(Entries taken from a collection)
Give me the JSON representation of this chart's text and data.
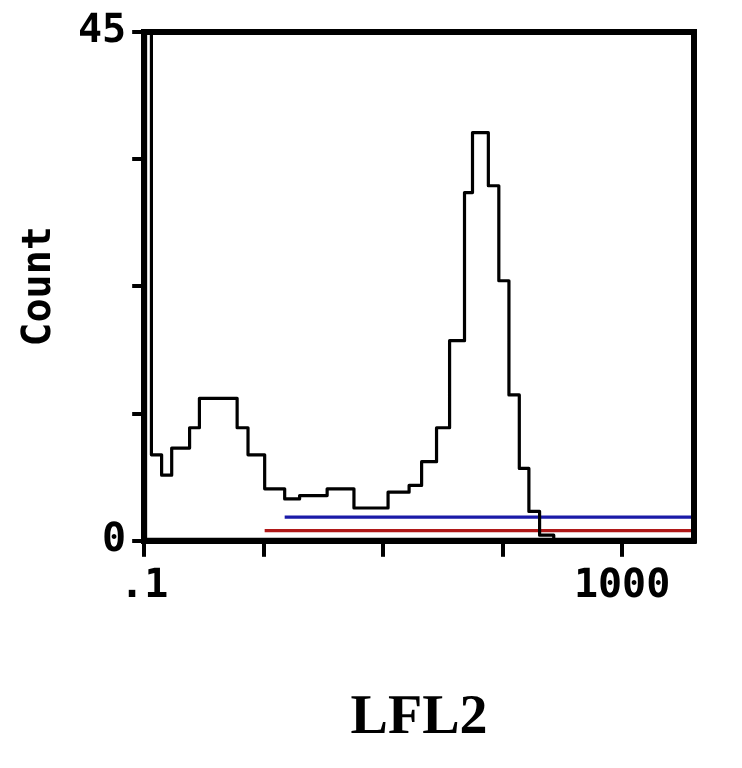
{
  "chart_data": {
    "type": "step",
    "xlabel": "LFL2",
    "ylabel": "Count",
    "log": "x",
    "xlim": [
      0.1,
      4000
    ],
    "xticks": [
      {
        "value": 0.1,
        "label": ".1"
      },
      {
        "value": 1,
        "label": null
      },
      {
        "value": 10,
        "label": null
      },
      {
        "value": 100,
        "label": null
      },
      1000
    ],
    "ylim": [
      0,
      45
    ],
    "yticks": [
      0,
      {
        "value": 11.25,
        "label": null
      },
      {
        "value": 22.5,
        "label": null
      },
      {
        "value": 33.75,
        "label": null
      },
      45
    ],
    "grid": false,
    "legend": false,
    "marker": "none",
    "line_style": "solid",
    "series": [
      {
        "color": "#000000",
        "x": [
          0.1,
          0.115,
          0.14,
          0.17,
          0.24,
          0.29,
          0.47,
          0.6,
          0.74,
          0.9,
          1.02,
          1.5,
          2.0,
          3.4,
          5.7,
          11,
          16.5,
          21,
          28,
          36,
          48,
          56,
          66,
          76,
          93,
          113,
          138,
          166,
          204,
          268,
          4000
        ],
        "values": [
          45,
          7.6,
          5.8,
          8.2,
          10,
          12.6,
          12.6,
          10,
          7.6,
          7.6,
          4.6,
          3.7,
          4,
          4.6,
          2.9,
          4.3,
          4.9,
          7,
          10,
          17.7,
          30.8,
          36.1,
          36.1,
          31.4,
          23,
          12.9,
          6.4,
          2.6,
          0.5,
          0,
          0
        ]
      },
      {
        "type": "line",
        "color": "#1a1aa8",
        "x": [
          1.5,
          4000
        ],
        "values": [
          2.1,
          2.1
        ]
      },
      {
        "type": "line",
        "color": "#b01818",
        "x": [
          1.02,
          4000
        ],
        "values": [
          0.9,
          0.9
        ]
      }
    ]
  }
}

TASK TO COMPLETE. Repeat each entry exactly. Pictures do not belong in the copy.

COMPLETE RESPONSE.
Give me the JSON representation of this chart's text and data.
{
  "chart_data": {
    "type": "step",
    "xlabel": "LFL2",
    "ylabel": "Count",
    "log": "x",
    "xlim": [
      0.1,
      4000
    ],
    "xticks": [
      {
        "value": 0.1,
        "label": ".1"
      },
      {
        "value": 1,
        "label": null
      },
      {
        "value": 10,
        "label": null
      },
      {
        "value": 100,
        "label": null
      },
      1000
    ],
    "ylim": [
      0,
      45
    ],
    "yticks": [
      0,
      {
        "value": 11.25,
        "label": null
      },
      {
        "value": 22.5,
        "label": null
      },
      {
        "value": 33.75,
        "label": null
      },
      45
    ],
    "grid": false,
    "legend": false,
    "marker": "none",
    "line_style": "solid",
    "series": [
      {
        "color": "#000000",
        "x": [
          0.1,
          0.115,
          0.14,
          0.17,
          0.24,
          0.29,
          0.47,
          0.6,
          0.74,
          0.9,
          1.02,
          1.5,
          2.0,
          3.4,
          5.7,
          11,
          16.5,
          21,
          28,
          36,
          48,
          56,
          66,
          76,
          93,
          113,
          138,
          166,
          204,
          268,
          4000
        ],
        "values": [
          45,
          7.6,
          5.8,
          8.2,
          10,
          12.6,
          12.6,
          10,
          7.6,
          7.6,
          4.6,
          3.7,
          4,
          4.6,
          2.9,
          4.3,
          4.9,
          7,
          10,
          17.7,
          30.8,
          36.1,
          36.1,
          31.4,
          23,
          12.9,
          6.4,
          2.6,
          0.5,
          0,
          0
        ]
      },
      {
        "type": "line",
        "color": "#1a1aa8",
        "x": [
          1.5,
          4000
        ],
        "values": [
          2.1,
          2.1
        ]
      },
      {
        "type": "line",
        "color": "#b01818",
        "x": [
          1.02,
          4000
        ],
        "values": [
          0.9,
          0.9
        ]
      }
    ]
  }
}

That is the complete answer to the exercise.